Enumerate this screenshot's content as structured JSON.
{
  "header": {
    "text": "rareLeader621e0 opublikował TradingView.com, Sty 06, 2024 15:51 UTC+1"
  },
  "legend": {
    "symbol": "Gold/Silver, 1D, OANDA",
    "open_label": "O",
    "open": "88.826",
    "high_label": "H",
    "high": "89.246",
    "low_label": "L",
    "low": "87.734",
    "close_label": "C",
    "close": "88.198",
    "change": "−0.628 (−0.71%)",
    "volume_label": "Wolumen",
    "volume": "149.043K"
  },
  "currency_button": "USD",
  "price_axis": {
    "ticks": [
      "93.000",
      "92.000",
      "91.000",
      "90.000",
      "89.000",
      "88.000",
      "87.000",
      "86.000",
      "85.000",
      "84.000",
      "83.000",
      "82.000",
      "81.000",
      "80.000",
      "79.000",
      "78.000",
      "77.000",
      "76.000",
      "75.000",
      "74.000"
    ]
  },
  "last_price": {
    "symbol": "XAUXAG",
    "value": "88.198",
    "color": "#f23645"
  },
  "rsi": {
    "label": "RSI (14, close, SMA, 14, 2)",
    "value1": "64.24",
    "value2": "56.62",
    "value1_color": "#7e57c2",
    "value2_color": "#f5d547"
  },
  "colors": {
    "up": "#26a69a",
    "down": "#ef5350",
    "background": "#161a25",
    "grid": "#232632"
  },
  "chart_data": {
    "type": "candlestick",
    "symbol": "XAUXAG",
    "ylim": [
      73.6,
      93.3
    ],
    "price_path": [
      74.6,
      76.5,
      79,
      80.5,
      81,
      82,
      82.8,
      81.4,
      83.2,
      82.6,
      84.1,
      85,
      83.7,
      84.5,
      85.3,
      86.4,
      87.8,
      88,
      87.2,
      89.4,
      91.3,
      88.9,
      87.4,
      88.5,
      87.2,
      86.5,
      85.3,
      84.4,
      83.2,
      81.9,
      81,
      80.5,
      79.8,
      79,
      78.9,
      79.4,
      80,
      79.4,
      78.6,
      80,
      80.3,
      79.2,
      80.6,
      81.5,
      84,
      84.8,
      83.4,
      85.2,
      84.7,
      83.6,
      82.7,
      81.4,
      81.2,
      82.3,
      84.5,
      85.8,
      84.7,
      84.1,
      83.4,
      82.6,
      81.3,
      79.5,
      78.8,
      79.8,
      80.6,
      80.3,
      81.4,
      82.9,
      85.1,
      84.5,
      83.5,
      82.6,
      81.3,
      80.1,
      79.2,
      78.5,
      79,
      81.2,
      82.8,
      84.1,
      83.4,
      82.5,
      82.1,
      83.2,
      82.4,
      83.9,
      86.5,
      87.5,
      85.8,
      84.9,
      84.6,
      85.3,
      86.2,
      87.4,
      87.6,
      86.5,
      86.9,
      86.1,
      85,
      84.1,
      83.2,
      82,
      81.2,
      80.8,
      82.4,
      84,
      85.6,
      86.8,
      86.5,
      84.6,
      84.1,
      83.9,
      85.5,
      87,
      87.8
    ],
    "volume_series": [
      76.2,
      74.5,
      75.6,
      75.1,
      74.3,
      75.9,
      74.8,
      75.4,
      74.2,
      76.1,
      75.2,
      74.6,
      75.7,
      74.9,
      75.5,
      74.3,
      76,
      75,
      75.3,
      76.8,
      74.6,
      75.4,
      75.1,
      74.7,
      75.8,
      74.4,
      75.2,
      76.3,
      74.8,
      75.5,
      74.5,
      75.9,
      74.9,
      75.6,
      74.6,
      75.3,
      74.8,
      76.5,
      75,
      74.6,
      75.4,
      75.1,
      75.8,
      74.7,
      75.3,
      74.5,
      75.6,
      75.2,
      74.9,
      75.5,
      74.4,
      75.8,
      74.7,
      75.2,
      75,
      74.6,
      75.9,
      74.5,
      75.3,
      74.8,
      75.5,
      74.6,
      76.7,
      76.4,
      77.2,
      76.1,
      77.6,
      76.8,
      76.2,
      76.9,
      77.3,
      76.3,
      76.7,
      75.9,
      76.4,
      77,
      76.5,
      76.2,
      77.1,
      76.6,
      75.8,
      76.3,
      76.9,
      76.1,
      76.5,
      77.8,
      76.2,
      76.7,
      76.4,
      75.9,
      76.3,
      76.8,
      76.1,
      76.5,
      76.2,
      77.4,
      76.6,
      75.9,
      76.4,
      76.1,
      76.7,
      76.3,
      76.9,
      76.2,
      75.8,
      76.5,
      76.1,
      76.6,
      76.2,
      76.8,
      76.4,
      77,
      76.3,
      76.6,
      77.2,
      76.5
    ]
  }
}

......

[What is needed]
Please repeat the material above, word for word and in full.

[Answer for the task]
Enumerate this screenshot's content as structured JSON.
{
  "header": {
    "text": "rareLeader621e0 opublikował TradingView.com, Sty 06, 2024 15:51 UTC+1"
  },
  "legend": {
    "symbol": "Gold/Silver, 1D, OANDA",
    "open_label": "O",
    "open": "88.826",
    "high_label": "H",
    "high": "89.246",
    "low_label": "L",
    "low": "87.734",
    "close_label": "C",
    "close": "88.198",
    "change": "−0.628 (−0.71%)",
    "volume_label": "Wolumen",
    "volume": "149.043K"
  },
  "currency_button": "USD",
  "price_axis": {
    "ticks": [
      "93.000",
      "92.000",
      "91.000",
      "90.000",
      "89.000",
      "88.000",
      "87.000",
      "86.000",
      "85.000",
      "84.000",
      "83.000",
      "82.000",
      "81.000",
      "80.000",
      "79.000",
      "78.000",
      "77.000",
      "76.000",
      "75.000",
      "74.000"
    ]
  },
  "last_price": {
    "symbol": "XAUXAG",
    "value": "88.198",
    "color": "#f23645"
  },
  "rsi": {
    "label": "RSI (14, close, SMA, 14, 2)",
    "value1": "64.24",
    "value2": "56.62",
    "value1_color": "#7e57c2",
    "value2_color": "#f5d547"
  },
  "colors": {
    "up": "#26a69a",
    "down": "#ef5350",
    "background": "#161a25",
    "grid": "#232632"
  },
  "chart_data": {
    "type": "candlestick",
    "symbol": "XAUXAG",
    "ylim": [
      73.6,
      93.3
    ],
    "price_path": [
      74.6,
      76.5,
      79,
      80.5,
      81,
      82,
      82.8,
      81.4,
      83.2,
      82.6,
      84.1,
      85,
      83.7,
      84.5,
      85.3,
      86.4,
      87.8,
      88,
      87.2,
      89.4,
      91.3,
      88.9,
      87.4,
      88.5,
      87.2,
      86.5,
      85.3,
      84.4,
      83.2,
      81.9,
      81,
      80.5,
      79.8,
      79,
      78.9,
      79.4,
      80,
      79.4,
      78.6,
      80,
      80.3,
      79.2,
      80.6,
      81.5,
      84,
      84.8,
      83.4,
      85.2,
      84.7,
      83.6,
      82.7,
      81.4,
      81.2,
      82.3,
      84.5,
      85.8,
      84.7,
      84.1,
      83.4,
      82.6,
      81.3,
      79.5,
      78.8,
      79.8,
      80.6,
      80.3,
      81.4,
      82.9,
      85.1,
      84.5,
      83.5,
      82.6,
      81.3,
      80.1,
      79.2,
      78.5,
      79,
      81.2,
      82.8,
      84.1,
      83.4,
      82.5,
      82.1,
      83.2,
      82.4,
      83.9,
      86.5,
      87.5,
      85.8,
      84.9,
      84.6,
      85.3,
      86.2,
      87.4,
      87.6,
      86.5,
      86.9,
      86.1,
      85,
      84.1,
      83.2,
      82,
      81.2,
      80.8,
      82.4,
      84,
      85.6,
      86.8,
      86.5,
      84.6,
      84.1,
      83.9,
      85.5,
      87,
      87.8
    ],
    "volume_series": [
      76.2,
      74.5,
      75.6,
      75.1,
      74.3,
      75.9,
      74.8,
      75.4,
      74.2,
      76.1,
      75.2,
      74.6,
      75.7,
      74.9,
      75.5,
      74.3,
      76,
      75,
      75.3,
      76.8,
      74.6,
      75.4,
      75.1,
      74.7,
      75.8,
      74.4,
      75.2,
      76.3,
      74.8,
      75.5,
      74.5,
      75.9,
      74.9,
      75.6,
      74.6,
      75.3,
      74.8,
      76.5,
      75,
      74.6,
      75.4,
      75.1,
      75.8,
      74.7,
      75.3,
      74.5,
      75.6,
      75.2,
      74.9,
      75.5,
      74.4,
      75.8,
      74.7,
      75.2,
      75,
      74.6,
      75.9,
      74.5,
      75.3,
      74.8,
      75.5,
      74.6,
      76.7,
      76.4,
      77.2,
      76.1,
      77.6,
      76.8,
      76.2,
      76.9,
      77.3,
      76.3,
      76.7,
      75.9,
      76.4,
      77,
      76.5,
      76.2,
      77.1,
      76.6,
      75.8,
      76.3,
      76.9,
      76.1,
      76.5,
      77.8,
      76.2,
      76.7,
      76.4,
      75.9,
      76.3,
      76.8,
      76.1,
      76.5,
      76.2,
      77.4,
      76.6,
      75.9,
      76.4,
      76.1,
      76.7,
      76.3,
      76.9,
      76.2,
      75.8,
      76.5,
      76.1,
      76.6,
      76.2,
      76.8,
      76.4,
      77,
      76.3,
      76.6,
      77.2,
      76.5
    ]
  }
}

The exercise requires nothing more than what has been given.